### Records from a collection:

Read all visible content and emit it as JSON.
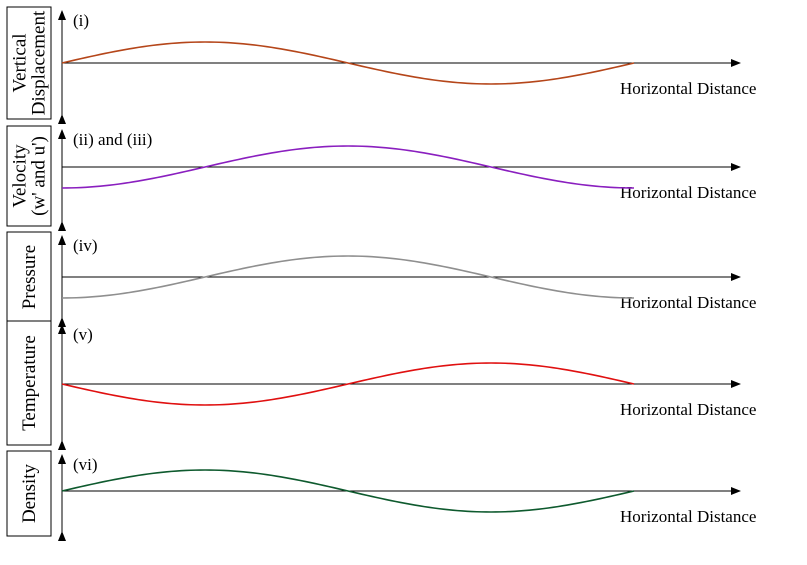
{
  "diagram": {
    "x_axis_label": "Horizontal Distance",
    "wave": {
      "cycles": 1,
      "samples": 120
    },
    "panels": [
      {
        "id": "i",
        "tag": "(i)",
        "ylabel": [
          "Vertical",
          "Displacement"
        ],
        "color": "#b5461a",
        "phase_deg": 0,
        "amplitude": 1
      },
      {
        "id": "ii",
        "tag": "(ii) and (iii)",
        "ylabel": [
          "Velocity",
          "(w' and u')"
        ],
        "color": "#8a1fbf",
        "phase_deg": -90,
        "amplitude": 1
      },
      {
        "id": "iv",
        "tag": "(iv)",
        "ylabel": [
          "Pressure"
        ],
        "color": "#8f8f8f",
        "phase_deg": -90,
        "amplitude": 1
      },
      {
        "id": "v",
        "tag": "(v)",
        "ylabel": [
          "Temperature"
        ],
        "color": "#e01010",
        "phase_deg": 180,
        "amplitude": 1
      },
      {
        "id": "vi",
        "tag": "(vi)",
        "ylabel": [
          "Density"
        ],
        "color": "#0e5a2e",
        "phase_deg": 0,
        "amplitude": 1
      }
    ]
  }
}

### WRITTEN TASK:
Copy the material above in full and exactly, skipping pictures.

### EXERCISE ANSWER:
Read all visible content and emit it as JSON.
{
  "diagram": {
    "x_axis_label": "Horizontal Distance",
    "wave": {
      "cycles": 1,
      "samples": 120
    },
    "panels": [
      {
        "id": "i",
        "tag": "(i)",
        "ylabel": [
          "Vertical",
          "Displacement"
        ],
        "color": "#b5461a",
        "phase_deg": 0,
        "amplitude": 1
      },
      {
        "id": "ii",
        "tag": "(ii) and (iii)",
        "ylabel": [
          "Velocity",
          "(w' and u')"
        ],
        "color": "#8a1fbf",
        "phase_deg": -90,
        "amplitude": 1
      },
      {
        "id": "iv",
        "tag": "(iv)",
        "ylabel": [
          "Pressure"
        ],
        "color": "#8f8f8f",
        "phase_deg": -90,
        "amplitude": 1
      },
      {
        "id": "v",
        "tag": "(v)",
        "ylabel": [
          "Temperature"
        ],
        "color": "#e01010",
        "phase_deg": 180,
        "amplitude": 1
      },
      {
        "id": "vi",
        "tag": "(vi)",
        "ylabel": [
          "Density"
        ],
        "color": "#0e5a2e",
        "phase_deg": 0,
        "amplitude": 1
      }
    ]
  }
}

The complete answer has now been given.